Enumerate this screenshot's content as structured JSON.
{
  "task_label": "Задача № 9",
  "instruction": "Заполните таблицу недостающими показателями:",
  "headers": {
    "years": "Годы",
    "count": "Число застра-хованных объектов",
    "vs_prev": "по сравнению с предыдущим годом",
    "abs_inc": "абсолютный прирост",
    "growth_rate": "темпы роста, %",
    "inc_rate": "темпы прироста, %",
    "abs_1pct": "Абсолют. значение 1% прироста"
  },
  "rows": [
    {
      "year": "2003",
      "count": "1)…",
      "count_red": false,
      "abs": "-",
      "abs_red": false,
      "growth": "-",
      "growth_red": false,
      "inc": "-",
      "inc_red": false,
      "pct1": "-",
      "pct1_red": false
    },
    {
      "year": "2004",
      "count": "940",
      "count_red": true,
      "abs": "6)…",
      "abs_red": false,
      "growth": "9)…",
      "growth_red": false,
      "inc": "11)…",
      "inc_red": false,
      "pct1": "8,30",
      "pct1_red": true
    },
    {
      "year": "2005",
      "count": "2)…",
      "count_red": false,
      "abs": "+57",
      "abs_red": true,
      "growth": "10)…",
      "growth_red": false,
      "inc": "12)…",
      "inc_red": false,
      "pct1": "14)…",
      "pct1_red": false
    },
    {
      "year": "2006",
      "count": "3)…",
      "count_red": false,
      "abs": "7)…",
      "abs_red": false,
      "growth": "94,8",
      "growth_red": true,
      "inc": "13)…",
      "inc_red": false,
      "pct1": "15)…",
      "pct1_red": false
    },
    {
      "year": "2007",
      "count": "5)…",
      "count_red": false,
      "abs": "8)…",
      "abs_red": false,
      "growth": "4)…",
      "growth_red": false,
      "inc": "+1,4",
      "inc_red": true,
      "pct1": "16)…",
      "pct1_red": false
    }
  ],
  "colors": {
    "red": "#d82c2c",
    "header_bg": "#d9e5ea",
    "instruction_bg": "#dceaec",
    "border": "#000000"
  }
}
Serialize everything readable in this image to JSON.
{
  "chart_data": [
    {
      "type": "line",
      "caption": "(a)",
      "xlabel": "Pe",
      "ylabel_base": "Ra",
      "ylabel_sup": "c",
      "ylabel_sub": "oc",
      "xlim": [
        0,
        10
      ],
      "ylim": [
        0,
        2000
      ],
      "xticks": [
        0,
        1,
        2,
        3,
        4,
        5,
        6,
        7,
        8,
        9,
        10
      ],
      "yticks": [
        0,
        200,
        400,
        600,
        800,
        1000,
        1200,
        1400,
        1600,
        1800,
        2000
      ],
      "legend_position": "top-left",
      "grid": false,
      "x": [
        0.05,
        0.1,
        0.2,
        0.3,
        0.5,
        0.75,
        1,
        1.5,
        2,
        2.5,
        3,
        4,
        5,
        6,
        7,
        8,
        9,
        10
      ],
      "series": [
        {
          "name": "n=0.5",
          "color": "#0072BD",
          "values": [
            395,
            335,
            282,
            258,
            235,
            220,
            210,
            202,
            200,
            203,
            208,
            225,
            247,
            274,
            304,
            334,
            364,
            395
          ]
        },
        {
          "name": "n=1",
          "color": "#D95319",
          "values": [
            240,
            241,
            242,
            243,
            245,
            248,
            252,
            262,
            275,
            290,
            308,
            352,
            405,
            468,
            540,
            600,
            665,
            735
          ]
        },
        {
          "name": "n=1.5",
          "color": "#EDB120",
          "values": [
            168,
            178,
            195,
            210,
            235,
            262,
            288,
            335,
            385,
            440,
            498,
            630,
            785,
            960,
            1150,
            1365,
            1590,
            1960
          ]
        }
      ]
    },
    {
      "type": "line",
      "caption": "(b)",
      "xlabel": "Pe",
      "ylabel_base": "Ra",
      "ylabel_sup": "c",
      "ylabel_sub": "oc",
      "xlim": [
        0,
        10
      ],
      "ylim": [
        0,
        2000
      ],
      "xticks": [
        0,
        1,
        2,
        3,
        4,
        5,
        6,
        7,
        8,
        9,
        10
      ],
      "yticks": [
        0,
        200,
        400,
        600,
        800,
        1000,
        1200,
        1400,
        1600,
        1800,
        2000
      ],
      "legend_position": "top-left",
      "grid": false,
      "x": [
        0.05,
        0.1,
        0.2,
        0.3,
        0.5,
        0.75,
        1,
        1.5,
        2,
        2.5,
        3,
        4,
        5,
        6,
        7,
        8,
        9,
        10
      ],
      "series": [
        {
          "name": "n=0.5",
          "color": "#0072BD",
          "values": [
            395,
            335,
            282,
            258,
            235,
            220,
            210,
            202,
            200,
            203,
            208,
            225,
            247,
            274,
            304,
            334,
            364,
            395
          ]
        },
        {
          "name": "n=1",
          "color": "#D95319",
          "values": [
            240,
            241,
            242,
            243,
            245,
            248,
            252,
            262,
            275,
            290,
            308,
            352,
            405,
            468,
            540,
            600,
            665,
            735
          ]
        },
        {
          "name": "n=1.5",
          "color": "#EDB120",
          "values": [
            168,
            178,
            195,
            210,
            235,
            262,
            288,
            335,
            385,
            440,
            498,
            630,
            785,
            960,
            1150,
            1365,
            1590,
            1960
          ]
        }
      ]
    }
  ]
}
○ ○ ○ ○ ○ ○ ○
= EXERCISE BRIEF =
Write out all the records above again, exactly as they stand.

= REPLY =
Enumerate this screenshot's content as structured JSON.
{
  "task_label": "Задача № 9",
  "instruction": "Заполните таблицу недостающими показателями:",
  "headers": {
    "years": "Годы",
    "count": "Число застра-хованных объектов",
    "vs_prev": "по сравнению с предыдущим годом",
    "abs_inc": "абсолютный прирост",
    "growth_rate": "темпы роста, %",
    "inc_rate": "темпы прироста, %",
    "abs_1pct": "Абсолют. значение 1% прироста"
  },
  "rows": [
    {
      "year": "2003",
      "count": "1)…",
      "count_red": false,
      "abs": "-",
      "abs_red": false,
      "growth": "-",
      "growth_red": false,
      "inc": "-",
      "inc_red": false,
      "pct1": "-",
      "pct1_red": false
    },
    {
      "year": "2004",
      "count": "940",
      "count_red": true,
      "abs": "6)…",
      "abs_red": false,
      "growth": "9)…",
      "growth_red": false,
      "inc": "11)…",
      "inc_red": false,
      "pct1": "8,30",
      "pct1_red": true
    },
    {
      "year": "2005",
      "count": "2)…",
      "count_red": false,
      "abs": "+57",
      "abs_red": true,
      "growth": "10)…",
      "growth_red": false,
      "inc": "12)…",
      "inc_red": false,
      "pct1": "14)…",
      "pct1_red": false
    },
    {
      "year": "2006",
      "count": "3)…",
      "count_red": false,
      "abs": "7)…",
      "abs_red": false,
      "growth": "94,8",
      "growth_red": true,
      "inc": "13)…",
      "inc_red": false,
      "pct1": "15)…",
      "pct1_red": false
    },
    {
      "year": "2007",
      "count": "5)…",
      "count_red": false,
      "abs": "8)…",
      "abs_red": false,
      "growth": "4)…",
      "growth_red": false,
      "inc": "+1,4",
      "inc_red": true,
      "pct1": "16)…",
      "pct1_red": false
    }
  ],
  "colors": {
    "red": "#d82c2c",
    "header_bg": "#d9e5ea",
    "instruction_bg": "#dceaec",
    "border": "#000000"
  }
}
Serialize everything readable in this image to JSON.
{
  "chart_data": [
    {
      "type": "line",
      "caption": "(a)",
      "xlabel": "Pe",
      "ylabel_base": "Ra",
      "ylabel_sup": "c",
      "ylabel_sub": "oc",
      "xlim": [
        0,
        10
      ],
      "ylim": [
        0,
        2000
      ],
      "xticks": [
        0,
        1,
        2,
        3,
        4,
        5,
        6,
        7,
        8,
        9,
        10
      ],
      "yticks": [
        0,
        200,
        400,
        600,
        800,
        1000,
        1200,
        1400,
        1600,
        1800,
        2000
      ],
      "legend_position": "top-left",
      "grid": false,
      "x": [
        0.05,
        0.1,
        0.2,
        0.3,
        0.5,
        0.75,
        1,
        1.5,
        2,
        2.5,
        3,
        4,
        5,
        6,
        7,
        8,
        9,
        10
      ],
      "series": [
        {
          "name": "n=0.5",
          "color": "#0072BD",
          "values": [
            395,
            335,
            282,
            258,
            235,
            220,
            210,
            202,
            200,
            203,
            208,
            225,
            247,
            274,
            304,
            334,
            364,
            395
          ]
        },
        {
          "name": "n=1",
          "color": "#D95319",
          "values": [
            240,
            241,
            242,
            243,
            245,
            248,
            252,
            262,
            275,
            290,
            308,
            352,
            405,
            468,
            540,
            600,
            665,
            735
          ]
        },
        {
          "name": "n=1.5",
          "color": "#EDB120",
          "values": [
            168,
            178,
            195,
            210,
            235,
            262,
            288,
            335,
            385,
            440,
            498,
            630,
            785,
            960,
            1150,
            1365,
            1590,
            1960
          ]
        }
      ]
    },
    {
      "type": "line",
      "caption": "(b)",
      "xlabel": "Pe",
      "ylabel_base": "Ra",
      "ylabel_sup": "c",
      "ylabel_sub": "oc",
      "xlim": [
        0,
        10
      ],
      "ylim": [
        0,
        2000
      ],
      "xticks": [
        0,
        1,
        2,
        3,
        4,
        5,
        6,
        7,
        8,
        9,
        10
      ],
      "yticks": [
        0,
        200,
        400,
        600,
        800,
        1000,
        1200,
        1400,
        1600,
        1800,
        2000
      ],
      "legend_position": "top-left",
      "grid": false,
      "x": [
        0.05,
        0.1,
        0.2,
        0.3,
        0.5,
        0.75,
        1,
        1.5,
        2,
        2.5,
        3,
        4,
        5,
        6,
        7,
        8,
        9,
        10
      ],
      "series": [
        {
          "name": "n=0.5",
          "color": "#0072BD",
          "values": [
            395,
            335,
            282,
            258,
            235,
            220,
            210,
            202,
            200,
            203,
            208,
            225,
            247,
            274,
            304,
            334,
            364,
            395
          ]
        },
        {
          "name": "n=1",
          "color": "#D95319",
          "values": [
            240,
            241,
            242,
            243,
            245,
            248,
            252,
            262,
            275,
            290,
            308,
            352,
            405,
            468,
            540,
            600,
            665,
            735
          ]
        },
        {
          "name": "n=1.5",
          "color": "#EDB120",
          "values": [
            168,
            178,
            195,
            210,
            235,
            262,
            288,
            335,
            385,
            440,
            498,
            630,
            785,
            960,
            1150,
            1365,
            1590,
            1960
          ]
        }
      ]
    }
  ]
}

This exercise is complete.